◆ **Written exercise**
List all lines in the material below that contain "JSON".

◆ **Source records**
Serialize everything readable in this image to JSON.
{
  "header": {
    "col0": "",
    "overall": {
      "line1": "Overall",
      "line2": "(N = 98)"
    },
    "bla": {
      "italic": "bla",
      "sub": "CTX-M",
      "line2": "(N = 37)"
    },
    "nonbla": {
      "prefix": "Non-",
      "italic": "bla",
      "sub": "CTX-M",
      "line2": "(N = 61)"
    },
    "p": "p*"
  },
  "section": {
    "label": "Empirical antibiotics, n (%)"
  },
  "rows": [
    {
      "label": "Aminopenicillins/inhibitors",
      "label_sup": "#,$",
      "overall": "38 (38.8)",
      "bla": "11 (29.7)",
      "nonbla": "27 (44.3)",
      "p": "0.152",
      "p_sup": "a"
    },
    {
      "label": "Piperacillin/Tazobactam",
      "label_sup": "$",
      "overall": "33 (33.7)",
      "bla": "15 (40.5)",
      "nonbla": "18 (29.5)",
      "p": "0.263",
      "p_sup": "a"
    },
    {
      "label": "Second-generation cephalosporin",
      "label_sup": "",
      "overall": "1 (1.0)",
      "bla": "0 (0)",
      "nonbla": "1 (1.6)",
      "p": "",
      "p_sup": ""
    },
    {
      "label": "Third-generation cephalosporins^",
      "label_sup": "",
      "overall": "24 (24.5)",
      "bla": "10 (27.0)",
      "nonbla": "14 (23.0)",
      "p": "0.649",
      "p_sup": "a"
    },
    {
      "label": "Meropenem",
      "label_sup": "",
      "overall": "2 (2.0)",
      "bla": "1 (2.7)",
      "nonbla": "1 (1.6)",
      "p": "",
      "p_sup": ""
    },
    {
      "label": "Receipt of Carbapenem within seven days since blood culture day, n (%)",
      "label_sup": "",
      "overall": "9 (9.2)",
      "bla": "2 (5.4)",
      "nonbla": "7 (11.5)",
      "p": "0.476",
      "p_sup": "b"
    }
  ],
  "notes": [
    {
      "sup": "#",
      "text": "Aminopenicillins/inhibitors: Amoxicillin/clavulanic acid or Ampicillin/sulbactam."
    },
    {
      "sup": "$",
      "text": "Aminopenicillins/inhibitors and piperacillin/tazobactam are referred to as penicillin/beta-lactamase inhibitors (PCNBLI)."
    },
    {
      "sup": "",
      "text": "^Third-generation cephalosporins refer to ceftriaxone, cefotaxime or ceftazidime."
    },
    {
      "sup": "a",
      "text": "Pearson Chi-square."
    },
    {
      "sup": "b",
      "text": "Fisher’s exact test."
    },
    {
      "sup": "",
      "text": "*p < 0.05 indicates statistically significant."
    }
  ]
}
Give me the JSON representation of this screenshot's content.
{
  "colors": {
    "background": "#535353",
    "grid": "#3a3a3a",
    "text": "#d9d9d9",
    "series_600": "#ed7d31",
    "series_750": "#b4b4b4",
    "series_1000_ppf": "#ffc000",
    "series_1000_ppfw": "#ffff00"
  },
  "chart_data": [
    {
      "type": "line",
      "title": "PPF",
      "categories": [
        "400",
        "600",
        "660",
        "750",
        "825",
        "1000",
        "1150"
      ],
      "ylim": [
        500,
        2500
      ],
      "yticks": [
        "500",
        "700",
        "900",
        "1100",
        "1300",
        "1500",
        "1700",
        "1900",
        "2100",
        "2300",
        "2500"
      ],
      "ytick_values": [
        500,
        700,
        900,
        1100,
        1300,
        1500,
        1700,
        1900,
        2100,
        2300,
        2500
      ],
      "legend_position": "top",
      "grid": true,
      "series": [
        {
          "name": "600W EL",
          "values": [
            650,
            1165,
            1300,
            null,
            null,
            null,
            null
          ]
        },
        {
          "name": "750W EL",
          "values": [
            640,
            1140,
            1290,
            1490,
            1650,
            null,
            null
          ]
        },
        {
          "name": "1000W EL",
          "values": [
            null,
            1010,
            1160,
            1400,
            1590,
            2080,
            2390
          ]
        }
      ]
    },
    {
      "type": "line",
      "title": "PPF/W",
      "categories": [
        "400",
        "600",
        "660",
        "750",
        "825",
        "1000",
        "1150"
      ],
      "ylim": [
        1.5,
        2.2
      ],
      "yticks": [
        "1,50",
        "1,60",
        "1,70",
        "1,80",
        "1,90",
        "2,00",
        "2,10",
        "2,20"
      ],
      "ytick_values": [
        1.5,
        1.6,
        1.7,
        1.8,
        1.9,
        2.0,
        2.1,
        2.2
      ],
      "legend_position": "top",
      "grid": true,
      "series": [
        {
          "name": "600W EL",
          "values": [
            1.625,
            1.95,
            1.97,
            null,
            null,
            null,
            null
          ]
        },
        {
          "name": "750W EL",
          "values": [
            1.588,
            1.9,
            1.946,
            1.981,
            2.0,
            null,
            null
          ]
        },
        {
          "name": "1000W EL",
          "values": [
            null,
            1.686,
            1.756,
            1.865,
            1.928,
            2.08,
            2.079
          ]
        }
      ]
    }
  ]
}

◆ **Solution for this task**
Serialize everything readable in this image to JSON.
Give me the JSON representation of this screenshot's content.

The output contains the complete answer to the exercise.